• _EXERCISE DESCRIPTION_
What follows is a listing; give it again exactly, in its entirety.

• _RECORDS FOR THE EXERCISE_

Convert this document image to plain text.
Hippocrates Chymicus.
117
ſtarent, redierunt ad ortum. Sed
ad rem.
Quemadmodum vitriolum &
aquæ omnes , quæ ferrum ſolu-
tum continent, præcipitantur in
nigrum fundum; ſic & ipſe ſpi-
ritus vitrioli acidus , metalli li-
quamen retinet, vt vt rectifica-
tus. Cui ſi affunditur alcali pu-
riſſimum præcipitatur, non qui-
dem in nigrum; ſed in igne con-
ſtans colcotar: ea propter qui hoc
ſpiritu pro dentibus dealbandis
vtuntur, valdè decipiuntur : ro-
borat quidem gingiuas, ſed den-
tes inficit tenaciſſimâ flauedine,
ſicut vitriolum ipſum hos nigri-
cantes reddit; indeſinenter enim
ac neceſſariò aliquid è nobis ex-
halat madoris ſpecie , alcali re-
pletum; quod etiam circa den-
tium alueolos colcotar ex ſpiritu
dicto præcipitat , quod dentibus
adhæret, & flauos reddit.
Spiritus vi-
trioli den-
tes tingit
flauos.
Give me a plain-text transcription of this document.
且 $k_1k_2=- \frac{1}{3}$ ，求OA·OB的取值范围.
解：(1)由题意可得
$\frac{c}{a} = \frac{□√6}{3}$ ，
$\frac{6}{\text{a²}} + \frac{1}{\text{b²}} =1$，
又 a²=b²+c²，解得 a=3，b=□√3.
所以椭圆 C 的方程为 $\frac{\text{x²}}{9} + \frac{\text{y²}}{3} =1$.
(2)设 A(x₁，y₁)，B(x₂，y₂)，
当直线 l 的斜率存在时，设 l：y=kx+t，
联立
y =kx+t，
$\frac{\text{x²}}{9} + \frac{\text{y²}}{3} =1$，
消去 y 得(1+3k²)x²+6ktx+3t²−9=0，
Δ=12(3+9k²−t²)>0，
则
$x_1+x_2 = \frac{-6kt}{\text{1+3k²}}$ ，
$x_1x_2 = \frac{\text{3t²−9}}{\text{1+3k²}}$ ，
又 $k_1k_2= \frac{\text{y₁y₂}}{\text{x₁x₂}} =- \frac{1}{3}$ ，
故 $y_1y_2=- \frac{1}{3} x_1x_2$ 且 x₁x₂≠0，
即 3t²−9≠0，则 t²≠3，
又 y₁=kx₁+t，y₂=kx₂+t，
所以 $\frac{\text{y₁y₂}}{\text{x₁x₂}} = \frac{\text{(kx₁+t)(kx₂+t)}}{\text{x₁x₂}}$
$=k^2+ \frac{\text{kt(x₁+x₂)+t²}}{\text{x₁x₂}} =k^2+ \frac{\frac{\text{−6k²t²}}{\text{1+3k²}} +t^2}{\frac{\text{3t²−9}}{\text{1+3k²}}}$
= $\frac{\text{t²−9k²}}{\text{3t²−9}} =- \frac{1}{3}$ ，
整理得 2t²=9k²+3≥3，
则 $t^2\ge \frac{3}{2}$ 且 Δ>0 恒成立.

• _RESULT OF THE TASK_
Convert this document image to plain text.
Hippocrates Chymicus.
117
ſtarent, redierunt ad ortum. Sed
ad rem.
Quemadmodum vitriolum &
aquæ omnes , quæ ferrum ſolu-
tum continent, præcipitantur in
nigrum fundum; ſic & ipſe ſpi-
ritus vitrioli acidus , metalli li-
quamen retinet, vt vt rectifica-
tus. Cui ſi affunditur alcali pu-
riſſimum præcipitatur, non qui-
dem in nigrum; ſed in igne con-
ſtans colcotar: ea propter qui hoc
ſpiritu pro dentibus dealbandis
vtuntur, valdè decipiuntur : ro-
borat quidem gingiuas, ſed den-
tes inficit tenaciſſimâ flauedine,
ſicut vitriolum ipſum hos nigri-
cantes reddit; indeſinenter enim
ac neceſſariò aliquid è nobis ex-
halat madoris ſpecie , alcali re-
pletum; quod etiam circa den-
tium alueolos colcotar ex ſpiritu
dicto præcipitat , quod dentibus
adhæret, & flauos reddit.
Spiritus vi-
trioli den-
tes tingit
flauos.
Give me a plain-text transcription of this document.
且 $k_1k_2=- \frac{1}{3}$ ，求OA·OB的取值范围.
解：(1)由题意可得
$\frac{c}{a} = \frac{□√6}{3}$ ，
$\frac{6}{\text{a²}} + \frac{1}{\text{b²}} =1$，
又 a²=b²+c²，解得 a=3，b=□√3.
所以椭圆 C 的方程为 $\frac{\text{x²}}{9} + \frac{\text{y²}}{3} =1$.
(2)设 A(x₁，y₁)，B(x₂，y₂)，
当直线 l 的斜率存在时，设 l：y=kx+t，
联立
y =kx+t，
$\frac{\text{x²}}{9} + \frac{\text{y²}}{3} =1$，
消去 y 得(1+3k²)x²+6ktx+3t²−9=0，
Δ=12(3+9k²−t²)>0，
则
$x_1+x_2 = \frac{-6kt}{\text{1+3k²}}$ ，
$x_1x_2 = \frac{\text{3t²−9}}{\text{1+3k²}}$ ，
又 $k_1k_2= \frac{\text{y₁y₂}}{\text{x₁x₂}} =- \frac{1}{3}$ ，
故 $y_1y_2=- \frac{1}{3} x_1x_2$ 且 x₁x₂≠0，
即 3t²−9≠0，则 t²≠3，
又 y₁=kx₁+t，y₂=kx₂+t，
所以 $\frac{\text{y₁y₂}}{\text{x₁x₂}} = \frac{\text{(kx₁+t)(kx₂+t)}}{\text{x₁x₂}}$
$=k^2+ \frac{\text{kt(x₁+x₂)+t²}}{\text{x₁x₂}} =k^2+ \frac{\frac{\text{−6k²t²}}{\text{1+3k²}} +t^2}{\frac{\text{3t²−9}}{\text{1+3k²}}}$
= $\frac{\text{t²−9k²}}{\text{3t²−9}} =- \frac{1}{3}$ ，
整理得 2t²=9k²+3≥3，
则 $t^2\ge \frac{3}{2}$ 且 Δ>0 恒成立.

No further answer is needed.